[RECORDS FOR THIS EXERCISE]
"""

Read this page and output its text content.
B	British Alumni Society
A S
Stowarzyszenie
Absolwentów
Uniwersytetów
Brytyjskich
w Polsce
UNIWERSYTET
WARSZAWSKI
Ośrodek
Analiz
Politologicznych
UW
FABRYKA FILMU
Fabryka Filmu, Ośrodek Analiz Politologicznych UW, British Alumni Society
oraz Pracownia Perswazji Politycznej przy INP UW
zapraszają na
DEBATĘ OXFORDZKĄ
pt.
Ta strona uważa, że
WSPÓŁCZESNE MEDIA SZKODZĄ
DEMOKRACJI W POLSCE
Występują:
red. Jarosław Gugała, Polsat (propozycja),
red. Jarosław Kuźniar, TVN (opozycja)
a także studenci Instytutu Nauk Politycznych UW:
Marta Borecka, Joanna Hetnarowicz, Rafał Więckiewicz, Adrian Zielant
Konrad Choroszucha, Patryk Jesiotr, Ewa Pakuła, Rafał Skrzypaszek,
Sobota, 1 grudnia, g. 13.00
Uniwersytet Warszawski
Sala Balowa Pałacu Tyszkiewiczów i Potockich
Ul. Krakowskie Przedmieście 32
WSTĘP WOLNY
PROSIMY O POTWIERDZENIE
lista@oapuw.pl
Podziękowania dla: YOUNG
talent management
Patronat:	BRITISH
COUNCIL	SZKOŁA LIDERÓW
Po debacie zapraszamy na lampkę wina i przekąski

"""

Type out the material again exactly as presented.

Read this page and output its text content.
B	British Alumni Society
A S
Stowarzyszenie
Absolwentów
Uniwersytetów
Brytyjskich
w Polsce
UNIWERSYTET
WARSZAWSKI
Ośrodek
Analiz
Politologicznych
UW
FABRYKA FILMU
Fabryka Filmu, Ośrodek Analiz Politologicznych UW, British Alumni Society
oraz Pracownia Perswazji Politycznej przy INP UW
zapraszają na
DEBATĘ OXFORDZKĄ
pt.
Ta strona uważa, że
WSPÓŁCZESNE MEDIA SZKODZĄ
DEMOKRACJI W POLSCE
Występują:
red. Jarosław Gugała, Polsat (propozycja),
red. Jarosław Kuźniar, TVN (opozycja)
a także studenci Instytutu Nauk Politycznych UW:
Marta Borecka, Joanna Hetnarowicz, Rafał Więckiewicz, Adrian Zielant
Konrad Choroszucha, Patryk Jesiotr, Ewa Pakuła, Rafał Skrzypaszek,
Sobota, 1 grudnia, g. 13.00
Uniwersytet Warszawski
Sala Balowa Pałacu Tyszkiewiczów i Potockich
Ul. Krakowskie Przedmieście 32
WSTĘP WOLNY
PROSIMY O POTWIERDZENIE
lista@oapuw.pl
Podziękowania dla: YOUNG
talent management
Patronat:	BRITISH
COUNCIL	SZKOŁA LIDERÓW
Po debacie zapraszamy na lampkę wina i przekąski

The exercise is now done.